** start **

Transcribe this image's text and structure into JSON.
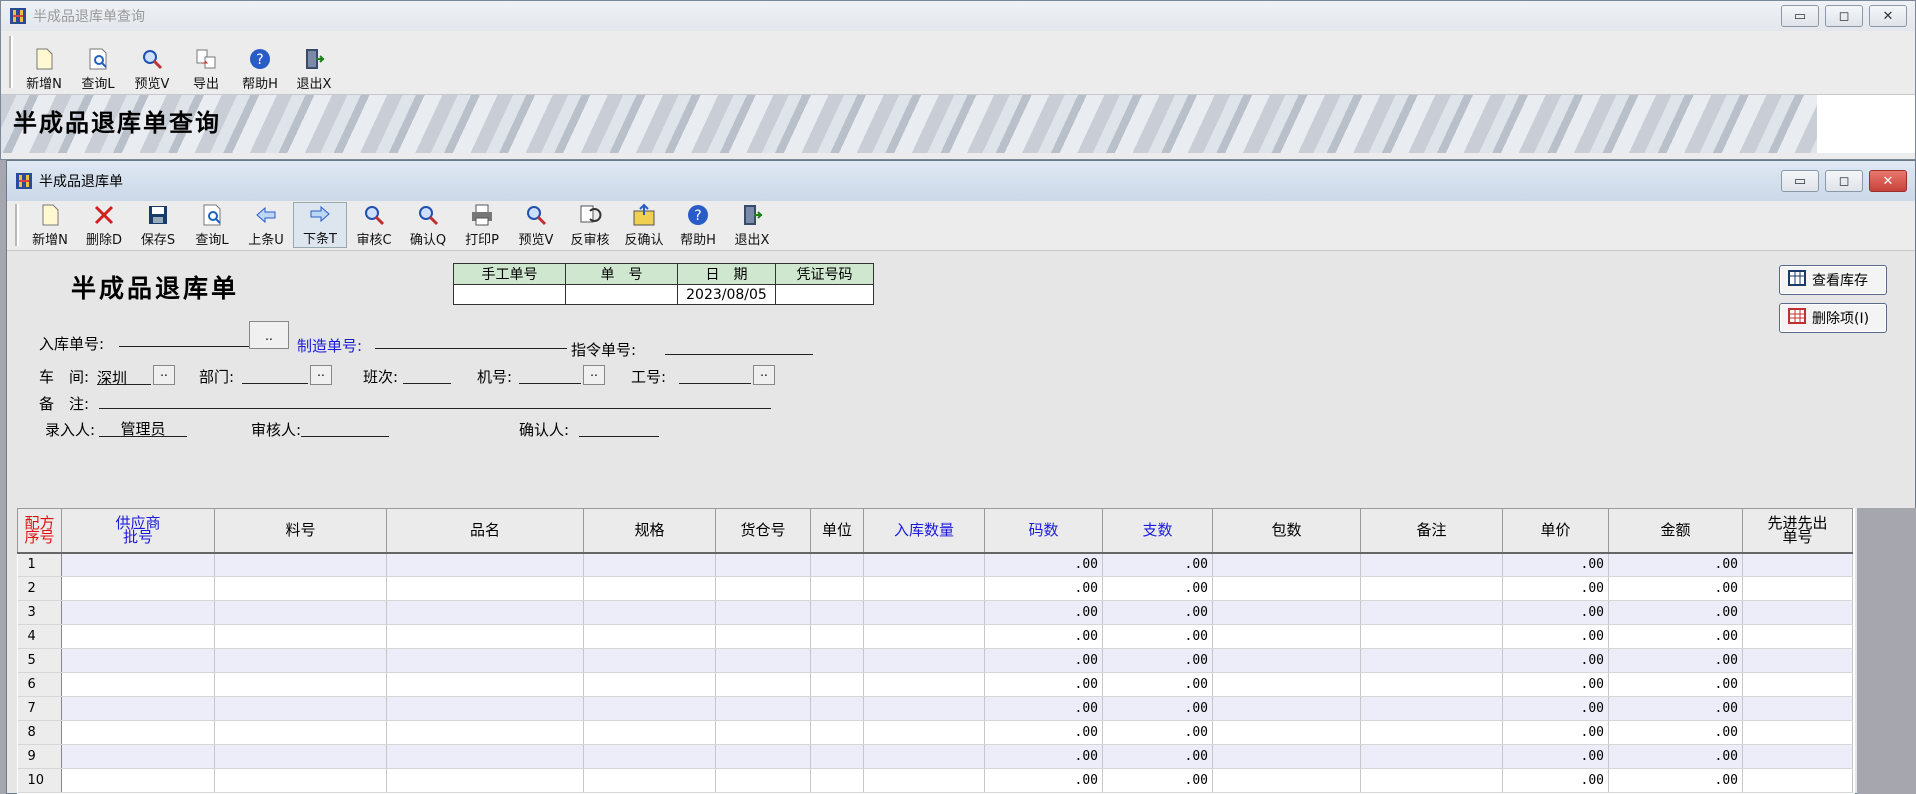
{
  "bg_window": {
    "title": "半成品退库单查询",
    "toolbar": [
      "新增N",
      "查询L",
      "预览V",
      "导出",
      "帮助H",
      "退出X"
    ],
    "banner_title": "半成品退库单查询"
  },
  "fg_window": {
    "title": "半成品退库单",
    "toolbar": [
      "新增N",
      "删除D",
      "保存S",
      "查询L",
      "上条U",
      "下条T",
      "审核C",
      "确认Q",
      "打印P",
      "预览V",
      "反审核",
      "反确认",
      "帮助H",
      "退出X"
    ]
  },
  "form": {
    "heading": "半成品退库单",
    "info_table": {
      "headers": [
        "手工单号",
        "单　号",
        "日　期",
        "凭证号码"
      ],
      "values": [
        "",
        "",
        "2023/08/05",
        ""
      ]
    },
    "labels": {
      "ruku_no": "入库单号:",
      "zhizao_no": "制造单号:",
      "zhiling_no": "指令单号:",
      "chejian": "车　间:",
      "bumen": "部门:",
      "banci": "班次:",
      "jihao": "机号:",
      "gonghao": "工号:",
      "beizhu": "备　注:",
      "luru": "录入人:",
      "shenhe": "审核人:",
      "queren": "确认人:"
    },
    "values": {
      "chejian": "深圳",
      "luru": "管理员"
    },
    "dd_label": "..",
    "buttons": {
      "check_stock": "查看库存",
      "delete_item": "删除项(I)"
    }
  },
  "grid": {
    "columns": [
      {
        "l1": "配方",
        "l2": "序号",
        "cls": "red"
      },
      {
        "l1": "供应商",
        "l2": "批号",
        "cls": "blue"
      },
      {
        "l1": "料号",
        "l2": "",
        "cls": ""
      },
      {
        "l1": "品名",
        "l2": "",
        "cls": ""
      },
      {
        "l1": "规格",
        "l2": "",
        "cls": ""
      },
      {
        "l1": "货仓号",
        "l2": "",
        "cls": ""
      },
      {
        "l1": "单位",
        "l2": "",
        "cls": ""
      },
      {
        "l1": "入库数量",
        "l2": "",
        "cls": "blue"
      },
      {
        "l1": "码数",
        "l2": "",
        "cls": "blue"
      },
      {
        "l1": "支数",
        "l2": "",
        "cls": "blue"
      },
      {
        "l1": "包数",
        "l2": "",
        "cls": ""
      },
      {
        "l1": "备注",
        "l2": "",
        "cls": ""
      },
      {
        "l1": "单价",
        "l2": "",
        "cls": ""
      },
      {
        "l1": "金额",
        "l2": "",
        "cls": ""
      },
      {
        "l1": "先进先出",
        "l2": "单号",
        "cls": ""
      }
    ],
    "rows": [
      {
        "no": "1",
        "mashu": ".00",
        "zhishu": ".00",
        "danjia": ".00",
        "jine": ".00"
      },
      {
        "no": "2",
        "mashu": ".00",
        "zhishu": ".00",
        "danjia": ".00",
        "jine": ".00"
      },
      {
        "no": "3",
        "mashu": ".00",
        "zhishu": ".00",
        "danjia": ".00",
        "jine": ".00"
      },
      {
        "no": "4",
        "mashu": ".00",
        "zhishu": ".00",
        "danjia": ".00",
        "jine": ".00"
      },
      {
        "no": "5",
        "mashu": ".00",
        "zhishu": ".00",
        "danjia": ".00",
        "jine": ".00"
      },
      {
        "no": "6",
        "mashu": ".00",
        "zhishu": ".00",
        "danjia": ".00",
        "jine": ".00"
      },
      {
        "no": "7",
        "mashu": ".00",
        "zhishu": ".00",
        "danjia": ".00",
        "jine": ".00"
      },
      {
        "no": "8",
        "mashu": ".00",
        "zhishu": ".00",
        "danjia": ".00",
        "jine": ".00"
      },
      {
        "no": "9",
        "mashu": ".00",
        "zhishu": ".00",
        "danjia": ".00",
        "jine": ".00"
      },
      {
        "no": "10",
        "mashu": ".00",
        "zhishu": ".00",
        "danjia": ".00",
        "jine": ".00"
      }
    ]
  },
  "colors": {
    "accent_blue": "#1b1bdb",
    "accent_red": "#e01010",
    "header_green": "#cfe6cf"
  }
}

** end **

Task instructions —
Take the listing above and restate it word for word, without its pictures.

Exercise result —
Transcribe this image's text and structure into JSON.
{
  "bg_window": {
    "title": "半成品退库单查询",
    "toolbar": [
      "新增N",
      "查询L",
      "预览V",
      "导出",
      "帮助H",
      "退出X"
    ],
    "banner_title": "半成品退库单查询"
  },
  "fg_window": {
    "title": "半成品退库单",
    "toolbar": [
      "新增N",
      "删除D",
      "保存S",
      "查询L",
      "上条U",
      "下条T",
      "审核C",
      "确认Q",
      "打印P",
      "预览V",
      "反审核",
      "反确认",
      "帮助H",
      "退出X"
    ]
  },
  "form": {
    "heading": "半成品退库单",
    "info_table": {
      "headers": [
        "手工单号",
        "单　号",
        "日　期",
        "凭证号码"
      ],
      "values": [
        "",
        "",
        "2023/08/05",
        ""
      ]
    },
    "labels": {
      "ruku_no": "入库单号:",
      "zhizao_no": "制造单号:",
      "zhiling_no": "指令单号:",
      "chejian": "车　间:",
      "bumen": "部门:",
      "banci": "班次:",
      "jihao": "机号:",
      "gonghao": "工号:",
      "beizhu": "备　注:",
      "luru": "录入人:",
      "shenhe": "审核人:",
      "queren": "确认人:"
    },
    "values": {
      "chejian": "深圳",
      "luru": "管理员"
    },
    "dd_label": "..",
    "buttons": {
      "check_stock": "查看库存",
      "delete_item": "删除项(I)"
    }
  },
  "grid": {
    "columns": [
      {
        "l1": "配方",
        "l2": "序号",
        "cls": "red"
      },
      {
        "l1": "供应商",
        "l2": "批号",
        "cls": "blue"
      },
      {
        "l1": "料号",
        "l2": "",
        "cls": ""
      },
      {
        "l1": "品名",
        "l2": "",
        "cls": ""
      },
      {
        "l1": "规格",
        "l2": "",
        "cls": ""
      },
      {
        "l1": "货仓号",
        "l2": "",
        "cls": ""
      },
      {
        "l1": "单位",
        "l2": "",
        "cls": ""
      },
      {
        "l1": "入库数量",
        "l2": "",
        "cls": "blue"
      },
      {
        "l1": "码数",
        "l2": "",
        "cls": "blue"
      },
      {
        "l1": "支数",
        "l2": "",
        "cls": "blue"
      },
      {
        "l1": "包数",
        "l2": "",
        "cls": ""
      },
      {
        "l1": "备注",
        "l2": "",
        "cls": ""
      },
      {
        "l1": "单价",
        "l2": "",
        "cls": ""
      },
      {
        "l1": "金额",
        "l2": "",
        "cls": ""
      },
      {
        "l1": "先进先出",
        "l2": "单号",
        "cls": ""
      }
    ],
    "rows": [
      {
        "no": "1",
        "mashu": ".00",
        "zhishu": ".00",
        "danjia": ".00",
        "jine": ".00"
      },
      {
        "no": "2",
        "mashu": ".00",
        "zhishu": ".00",
        "danjia": ".00",
        "jine": ".00"
      },
      {
        "no": "3",
        "mashu": ".00",
        "zhishu": ".00",
        "danjia": ".00",
        "jine": ".00"
      },
      {
        "no": "4",
        "mashu": ".00",
        "zhishu": ".00",
        "danjia": ".00",
        "jine": ".00"
      },
      {
        "no": "5",
        "mashu": ".00",
        "zhishu": ".00",
        "danjia": ".00",
        "jine": ".00"
      },
      {
        "no": "6",
        "mashu": ".00",
        "zhishu": ".00",
        "danjia": ".00",
        "jine": ".00"
      },
      {
        "no": "7",
        "mashu": ".00",
        "zhishu": ".00",
        "danjia": ".00",
        "jine": ".00"
      },
      {
        "no": "8",
        "mashu": ".00",
        "zhishu": ".00",
        "danjia": ".00",
        "jine": ".00"
      },
      {
        "no": "9",
        "mashu": ".00",
        "zhishu": ".00",
        "danjia": ".00",
        "jine": ".00"
      },
      {
        "no": "10",
        "mashu": ".00",
        "zhishu": ".00",
        "danjia": ".00",
        "jine": ".00"
      }
    ]
  },
  "colors": {
    "accent_blue": "#1b1bdb",
    "accent_red": "#e01010",
    "header_green": "#cfe6cf"
  }
}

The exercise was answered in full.